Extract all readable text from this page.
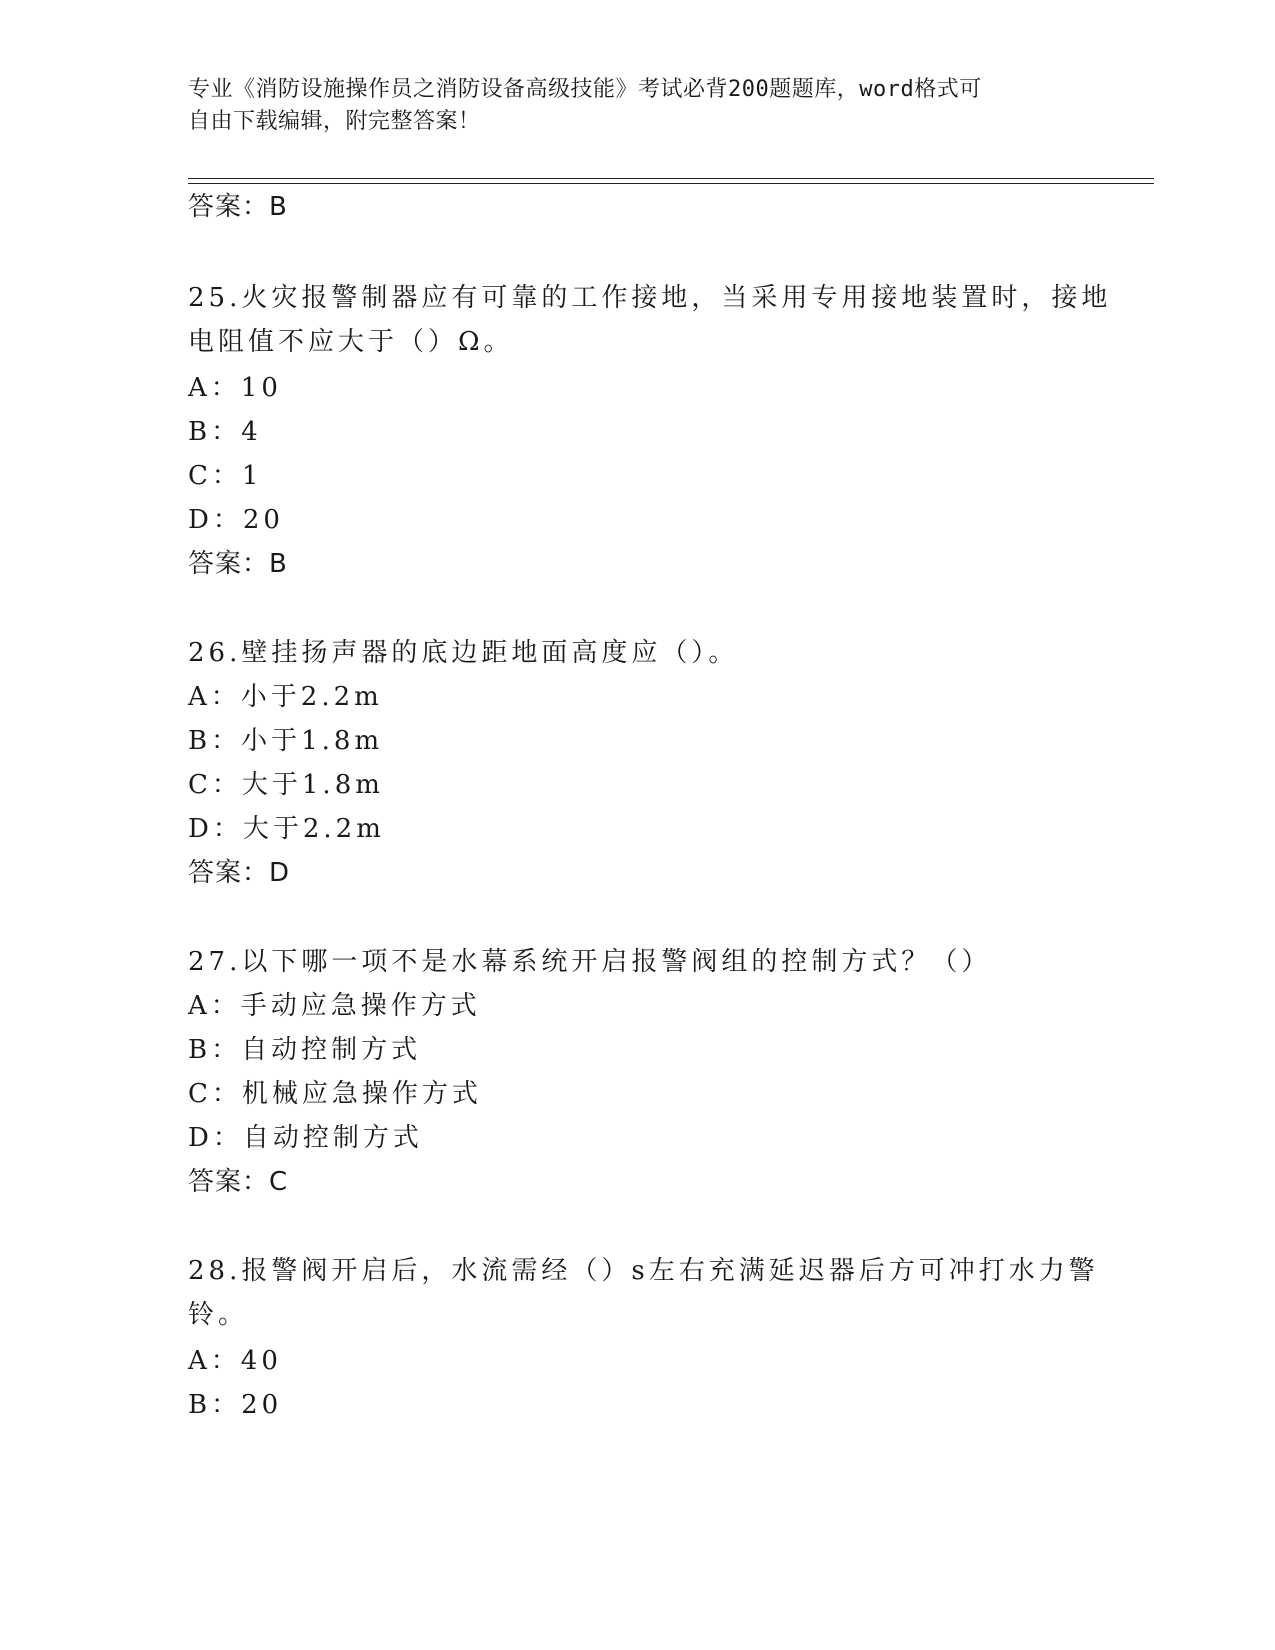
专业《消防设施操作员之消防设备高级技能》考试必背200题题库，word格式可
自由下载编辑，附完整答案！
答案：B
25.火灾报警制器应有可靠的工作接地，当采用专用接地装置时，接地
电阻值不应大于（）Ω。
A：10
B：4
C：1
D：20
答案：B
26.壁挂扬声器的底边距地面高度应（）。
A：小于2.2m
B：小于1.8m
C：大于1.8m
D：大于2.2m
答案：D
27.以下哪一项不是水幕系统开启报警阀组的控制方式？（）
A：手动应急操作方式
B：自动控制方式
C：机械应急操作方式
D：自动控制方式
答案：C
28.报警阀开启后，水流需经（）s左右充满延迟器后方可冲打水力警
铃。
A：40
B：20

○ ○ ○

## JOB:
Write out every line above exactly as it is, leaving out the pictures.

## OUTPUT OF THE EXERCISE:
Extract all readable text from this page.
专业《消防设施操作员之消防设备高级技能》考试必背200题题库，word格式可
自由下载编辑，附完整答案！
答案：B
25.火灾报警制器应有可靠的工作接地，当采用专用接地装置时，接地
电阻值不应大于（）Ω。
A：10
B：4
C：1
D：20
答案：B
26.壁挂扬声器的底边距地面高度应（）。
A：小于2.2m
B：小于1.8m
C：大于1.8m
D：大于2.2m
答案：D
27.以下哪一项不是水幕系统开启报警阀组的控制方式？（）
A：手动应急操作方式
B：自动控制方式
C：机械应急操作方式
D：自动控制方式
答案：C
28.报警阀开启后，水流需经（）s左右充满延迟器后方可冲打水力警
铃。
A：40
B：20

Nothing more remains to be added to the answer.